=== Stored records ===
--- start ---

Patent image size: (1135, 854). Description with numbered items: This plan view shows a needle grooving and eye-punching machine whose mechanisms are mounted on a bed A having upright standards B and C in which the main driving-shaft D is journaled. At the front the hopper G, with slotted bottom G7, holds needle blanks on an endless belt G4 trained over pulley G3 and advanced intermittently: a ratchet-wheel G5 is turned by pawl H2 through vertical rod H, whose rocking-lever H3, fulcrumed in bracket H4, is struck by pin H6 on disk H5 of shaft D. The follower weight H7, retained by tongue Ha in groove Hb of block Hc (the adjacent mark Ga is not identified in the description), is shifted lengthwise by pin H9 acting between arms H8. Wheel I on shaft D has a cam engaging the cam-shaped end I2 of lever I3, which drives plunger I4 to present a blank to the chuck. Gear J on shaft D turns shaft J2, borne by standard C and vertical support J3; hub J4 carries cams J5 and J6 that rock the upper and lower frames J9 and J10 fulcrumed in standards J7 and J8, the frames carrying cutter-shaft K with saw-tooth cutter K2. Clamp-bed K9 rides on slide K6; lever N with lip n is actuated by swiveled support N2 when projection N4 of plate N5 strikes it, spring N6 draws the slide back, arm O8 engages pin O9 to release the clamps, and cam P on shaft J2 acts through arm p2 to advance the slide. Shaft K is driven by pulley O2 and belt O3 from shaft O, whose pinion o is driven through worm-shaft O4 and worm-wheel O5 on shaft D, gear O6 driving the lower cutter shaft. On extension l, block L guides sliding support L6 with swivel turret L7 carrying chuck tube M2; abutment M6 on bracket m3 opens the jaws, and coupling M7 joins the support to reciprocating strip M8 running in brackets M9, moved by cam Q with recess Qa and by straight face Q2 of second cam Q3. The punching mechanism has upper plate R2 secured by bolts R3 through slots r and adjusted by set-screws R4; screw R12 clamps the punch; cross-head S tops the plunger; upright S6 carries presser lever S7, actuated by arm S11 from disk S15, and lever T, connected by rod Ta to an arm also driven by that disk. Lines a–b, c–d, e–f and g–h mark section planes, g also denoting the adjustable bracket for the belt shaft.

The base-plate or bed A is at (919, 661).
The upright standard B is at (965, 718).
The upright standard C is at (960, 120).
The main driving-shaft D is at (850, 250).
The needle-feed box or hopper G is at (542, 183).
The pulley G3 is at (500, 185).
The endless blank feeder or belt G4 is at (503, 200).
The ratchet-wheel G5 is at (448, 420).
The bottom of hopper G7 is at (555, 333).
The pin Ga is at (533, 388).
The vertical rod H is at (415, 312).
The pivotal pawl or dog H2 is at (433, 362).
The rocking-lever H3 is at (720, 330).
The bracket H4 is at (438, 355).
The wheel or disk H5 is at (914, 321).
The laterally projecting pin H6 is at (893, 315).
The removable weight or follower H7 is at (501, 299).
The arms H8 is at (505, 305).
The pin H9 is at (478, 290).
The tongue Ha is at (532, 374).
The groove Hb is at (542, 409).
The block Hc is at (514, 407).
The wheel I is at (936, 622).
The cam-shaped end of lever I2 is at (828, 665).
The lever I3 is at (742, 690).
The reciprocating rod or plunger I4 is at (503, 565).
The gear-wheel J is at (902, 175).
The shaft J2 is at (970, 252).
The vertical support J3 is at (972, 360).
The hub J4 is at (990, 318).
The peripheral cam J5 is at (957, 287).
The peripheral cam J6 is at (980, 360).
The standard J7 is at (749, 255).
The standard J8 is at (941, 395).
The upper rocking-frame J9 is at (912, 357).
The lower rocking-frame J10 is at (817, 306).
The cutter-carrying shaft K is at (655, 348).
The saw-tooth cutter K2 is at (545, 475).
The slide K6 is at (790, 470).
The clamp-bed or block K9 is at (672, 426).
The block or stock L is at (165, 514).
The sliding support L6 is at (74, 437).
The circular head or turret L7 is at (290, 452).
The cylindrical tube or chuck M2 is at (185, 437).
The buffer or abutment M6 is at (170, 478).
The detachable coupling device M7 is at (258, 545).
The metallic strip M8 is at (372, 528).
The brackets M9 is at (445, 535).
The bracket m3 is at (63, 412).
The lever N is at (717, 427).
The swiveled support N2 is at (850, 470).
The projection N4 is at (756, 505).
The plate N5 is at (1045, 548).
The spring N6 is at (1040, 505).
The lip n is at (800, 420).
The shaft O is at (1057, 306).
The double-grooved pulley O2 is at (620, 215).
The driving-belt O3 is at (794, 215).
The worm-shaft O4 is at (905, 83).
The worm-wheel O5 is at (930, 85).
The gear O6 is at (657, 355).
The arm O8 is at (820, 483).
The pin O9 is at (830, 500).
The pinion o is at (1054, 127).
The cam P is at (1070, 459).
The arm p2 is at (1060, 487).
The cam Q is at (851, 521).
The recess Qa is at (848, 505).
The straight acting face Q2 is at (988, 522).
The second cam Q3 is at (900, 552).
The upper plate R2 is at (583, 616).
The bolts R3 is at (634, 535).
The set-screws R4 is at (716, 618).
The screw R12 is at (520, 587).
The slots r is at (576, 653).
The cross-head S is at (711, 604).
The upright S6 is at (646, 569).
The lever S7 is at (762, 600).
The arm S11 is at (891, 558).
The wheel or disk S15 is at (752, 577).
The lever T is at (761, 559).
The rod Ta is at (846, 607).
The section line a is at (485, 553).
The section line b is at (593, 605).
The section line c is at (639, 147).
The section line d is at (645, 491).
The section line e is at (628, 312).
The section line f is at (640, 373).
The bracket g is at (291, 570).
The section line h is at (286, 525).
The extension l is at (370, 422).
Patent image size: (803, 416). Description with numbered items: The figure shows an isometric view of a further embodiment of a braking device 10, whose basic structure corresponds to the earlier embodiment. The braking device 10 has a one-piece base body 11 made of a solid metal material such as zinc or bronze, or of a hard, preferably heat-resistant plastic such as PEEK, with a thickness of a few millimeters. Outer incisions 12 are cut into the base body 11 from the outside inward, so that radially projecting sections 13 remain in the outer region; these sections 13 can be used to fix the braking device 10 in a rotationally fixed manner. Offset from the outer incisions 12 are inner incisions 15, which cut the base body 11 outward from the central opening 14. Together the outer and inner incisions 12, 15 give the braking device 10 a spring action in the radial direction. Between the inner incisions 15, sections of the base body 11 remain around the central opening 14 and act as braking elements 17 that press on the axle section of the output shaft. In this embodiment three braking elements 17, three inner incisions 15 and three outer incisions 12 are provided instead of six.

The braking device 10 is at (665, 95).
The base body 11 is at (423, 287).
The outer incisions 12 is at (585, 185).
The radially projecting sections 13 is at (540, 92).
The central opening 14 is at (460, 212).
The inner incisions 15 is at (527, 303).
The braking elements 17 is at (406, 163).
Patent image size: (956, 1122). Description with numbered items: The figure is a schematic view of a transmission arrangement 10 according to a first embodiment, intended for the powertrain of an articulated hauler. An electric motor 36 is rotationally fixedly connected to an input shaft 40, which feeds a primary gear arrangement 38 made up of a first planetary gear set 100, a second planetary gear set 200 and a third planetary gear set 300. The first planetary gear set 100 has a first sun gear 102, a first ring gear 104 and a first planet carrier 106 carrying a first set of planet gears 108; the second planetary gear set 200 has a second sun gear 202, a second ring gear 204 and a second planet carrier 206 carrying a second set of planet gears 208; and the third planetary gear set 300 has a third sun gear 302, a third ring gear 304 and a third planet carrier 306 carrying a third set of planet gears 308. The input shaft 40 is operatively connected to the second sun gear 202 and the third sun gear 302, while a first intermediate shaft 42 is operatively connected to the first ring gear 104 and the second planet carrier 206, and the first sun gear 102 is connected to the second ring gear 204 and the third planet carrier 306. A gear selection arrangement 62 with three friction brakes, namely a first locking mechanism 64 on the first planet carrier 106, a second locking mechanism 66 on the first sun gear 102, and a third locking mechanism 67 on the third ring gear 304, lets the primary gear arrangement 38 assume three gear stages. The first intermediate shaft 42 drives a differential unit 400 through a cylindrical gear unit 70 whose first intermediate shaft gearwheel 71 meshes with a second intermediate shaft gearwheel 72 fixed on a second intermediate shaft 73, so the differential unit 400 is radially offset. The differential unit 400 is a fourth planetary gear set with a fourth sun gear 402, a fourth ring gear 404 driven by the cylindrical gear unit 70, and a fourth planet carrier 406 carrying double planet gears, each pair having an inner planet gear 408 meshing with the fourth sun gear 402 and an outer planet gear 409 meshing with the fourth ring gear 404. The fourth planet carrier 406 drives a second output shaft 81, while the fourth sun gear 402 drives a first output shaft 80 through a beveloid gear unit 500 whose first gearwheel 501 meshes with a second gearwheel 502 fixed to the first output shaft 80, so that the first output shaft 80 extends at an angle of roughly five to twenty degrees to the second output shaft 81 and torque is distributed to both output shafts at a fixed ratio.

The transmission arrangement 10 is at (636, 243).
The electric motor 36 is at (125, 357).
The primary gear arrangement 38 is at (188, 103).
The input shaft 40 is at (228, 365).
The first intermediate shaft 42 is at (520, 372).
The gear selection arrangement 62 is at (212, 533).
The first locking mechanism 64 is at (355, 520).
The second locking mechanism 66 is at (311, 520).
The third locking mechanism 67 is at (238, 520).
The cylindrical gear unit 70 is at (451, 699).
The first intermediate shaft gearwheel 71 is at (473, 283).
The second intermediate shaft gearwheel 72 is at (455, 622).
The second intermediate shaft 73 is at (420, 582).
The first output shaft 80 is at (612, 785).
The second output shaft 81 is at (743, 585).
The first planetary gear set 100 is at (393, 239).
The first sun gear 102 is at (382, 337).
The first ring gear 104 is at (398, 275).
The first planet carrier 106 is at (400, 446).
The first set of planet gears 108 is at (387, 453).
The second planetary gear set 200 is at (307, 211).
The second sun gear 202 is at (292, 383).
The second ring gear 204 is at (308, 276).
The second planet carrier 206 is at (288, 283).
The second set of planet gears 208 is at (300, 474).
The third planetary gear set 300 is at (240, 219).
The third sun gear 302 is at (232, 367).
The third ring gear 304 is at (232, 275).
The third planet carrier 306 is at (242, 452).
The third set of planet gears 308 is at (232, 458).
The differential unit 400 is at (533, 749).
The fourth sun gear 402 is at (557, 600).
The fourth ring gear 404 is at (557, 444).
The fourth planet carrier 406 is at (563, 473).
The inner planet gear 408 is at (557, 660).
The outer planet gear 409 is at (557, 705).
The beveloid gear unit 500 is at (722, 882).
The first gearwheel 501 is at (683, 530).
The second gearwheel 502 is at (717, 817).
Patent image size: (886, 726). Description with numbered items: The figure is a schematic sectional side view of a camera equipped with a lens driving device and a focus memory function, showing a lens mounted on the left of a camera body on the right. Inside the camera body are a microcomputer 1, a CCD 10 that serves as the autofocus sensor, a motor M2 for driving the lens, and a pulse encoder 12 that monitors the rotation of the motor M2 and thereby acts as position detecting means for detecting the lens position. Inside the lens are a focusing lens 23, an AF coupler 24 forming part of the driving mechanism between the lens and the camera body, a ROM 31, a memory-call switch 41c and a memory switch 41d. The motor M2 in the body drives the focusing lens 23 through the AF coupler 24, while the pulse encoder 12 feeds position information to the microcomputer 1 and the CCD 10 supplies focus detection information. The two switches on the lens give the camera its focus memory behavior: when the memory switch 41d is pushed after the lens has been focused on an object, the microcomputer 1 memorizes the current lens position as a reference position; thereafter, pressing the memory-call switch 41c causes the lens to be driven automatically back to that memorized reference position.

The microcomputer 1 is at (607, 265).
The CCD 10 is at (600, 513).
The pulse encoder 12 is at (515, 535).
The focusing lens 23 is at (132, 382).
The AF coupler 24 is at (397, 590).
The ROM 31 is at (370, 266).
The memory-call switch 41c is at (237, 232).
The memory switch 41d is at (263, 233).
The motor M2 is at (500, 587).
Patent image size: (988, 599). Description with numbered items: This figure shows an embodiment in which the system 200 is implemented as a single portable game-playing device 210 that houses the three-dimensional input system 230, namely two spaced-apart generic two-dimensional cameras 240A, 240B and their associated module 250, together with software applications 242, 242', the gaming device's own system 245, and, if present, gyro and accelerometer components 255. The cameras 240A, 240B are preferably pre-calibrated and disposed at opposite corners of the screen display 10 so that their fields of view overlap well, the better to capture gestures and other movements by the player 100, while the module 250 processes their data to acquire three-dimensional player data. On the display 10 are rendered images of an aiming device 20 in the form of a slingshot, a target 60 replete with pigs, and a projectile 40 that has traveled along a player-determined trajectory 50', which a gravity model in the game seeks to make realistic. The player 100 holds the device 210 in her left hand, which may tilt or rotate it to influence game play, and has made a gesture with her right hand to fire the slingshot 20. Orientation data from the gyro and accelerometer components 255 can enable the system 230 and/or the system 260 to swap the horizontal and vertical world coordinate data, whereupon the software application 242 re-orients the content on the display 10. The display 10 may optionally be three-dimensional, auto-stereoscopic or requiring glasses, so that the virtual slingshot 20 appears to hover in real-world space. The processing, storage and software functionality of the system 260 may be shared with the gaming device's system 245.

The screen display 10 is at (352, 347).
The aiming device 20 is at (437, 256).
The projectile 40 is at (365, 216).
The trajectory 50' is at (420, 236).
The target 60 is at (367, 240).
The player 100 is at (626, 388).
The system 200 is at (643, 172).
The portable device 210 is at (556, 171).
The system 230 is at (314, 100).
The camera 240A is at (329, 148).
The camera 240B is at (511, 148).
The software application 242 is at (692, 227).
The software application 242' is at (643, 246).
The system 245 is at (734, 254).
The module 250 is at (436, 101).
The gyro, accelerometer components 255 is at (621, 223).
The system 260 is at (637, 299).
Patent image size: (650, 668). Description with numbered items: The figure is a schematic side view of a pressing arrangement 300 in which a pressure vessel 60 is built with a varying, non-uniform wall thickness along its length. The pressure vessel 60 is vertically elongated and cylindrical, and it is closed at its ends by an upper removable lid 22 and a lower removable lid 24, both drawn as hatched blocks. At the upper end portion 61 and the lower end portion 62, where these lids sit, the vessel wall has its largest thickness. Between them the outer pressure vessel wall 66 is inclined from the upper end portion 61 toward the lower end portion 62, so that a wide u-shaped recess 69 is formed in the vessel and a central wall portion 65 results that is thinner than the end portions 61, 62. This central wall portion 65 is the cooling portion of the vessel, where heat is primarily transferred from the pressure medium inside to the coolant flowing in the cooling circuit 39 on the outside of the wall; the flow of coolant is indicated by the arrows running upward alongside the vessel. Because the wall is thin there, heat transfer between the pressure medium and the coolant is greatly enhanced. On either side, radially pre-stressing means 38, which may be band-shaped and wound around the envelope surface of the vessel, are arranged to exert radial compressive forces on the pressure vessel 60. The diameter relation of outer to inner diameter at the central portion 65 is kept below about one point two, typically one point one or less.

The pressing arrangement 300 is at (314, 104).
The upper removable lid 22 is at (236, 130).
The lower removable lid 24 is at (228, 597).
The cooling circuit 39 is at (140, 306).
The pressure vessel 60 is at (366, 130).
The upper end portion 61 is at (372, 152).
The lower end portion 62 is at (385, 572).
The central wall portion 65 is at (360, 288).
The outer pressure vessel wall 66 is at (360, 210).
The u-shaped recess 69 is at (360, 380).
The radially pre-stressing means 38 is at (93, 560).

--- end ---

=== WORK TO DO ===
Rewrite the lines of the listing between the one holding "Patent image size: (988, 599)." and the one holding "The portable device 210 is at (556, 171).", inclusive, changing "embodiment" to "version" and leaving everything else as it is.

=== WRITTEN RESPONSE ===
Patent image size: (988, 599). Description with numbered items: This figure shows an version in which the system 200 is implemented as a single portable game-playing device 210 that houses the three-dimensional input system 230, namely two spaced-apart generic two-dimensional cameras 240A, 240B and their associated module 250, together with software applications 242, 242', the gaming device's own system 245, and, if present, gyro and accelerometer components 255. The cameras 240A, 240B are preferably pre-calibrated and disposed at opposite corners of the screen display 10 so that their fields of view overlap well, the better to capture gestures and other movements by the player 100, while the module 250 processes their data to acquire three-dimensional player data. On the display 10 are rendered images of an aiming device 20 in the form of a slingshot, a target 60 replete with pigs, and a projectile 40 that has traveled along a player-determined trajectory 50', which a gravity model in the game seeks to make realistic. The player 100 holds the device 210 in her left hand, which may tilt or rotate it to influence game play, and has made a gesture with her right hand to fire the slingshot 20. Orientation data from the gyro and accelerometer components 255 can enable the system 230 and/or the system 260 to swap the horizontal and vertical world coordinate data, whereupon the software application 242 re-orients the content on the display 10. The display 10 may optionally be three-dimensional, auto-stereoscopic or requiring glasses, so that the virtual slingshot 20 appears to hover in real-world space. The processing, storage and software functionality of the system 260 may be shared with the gaming device's system 245.

The screen display 10 is at (352, 347).
The aiming device 20 is at (437, 256).
The projectile 40 is at (365, 216).
The trajectory 50' is at (420, 236).
The target 60 is at (367, 240).
The player 100 is at (626, 388).
The system 200 is at (643, 172).
The portable device 210 is at (556, 171).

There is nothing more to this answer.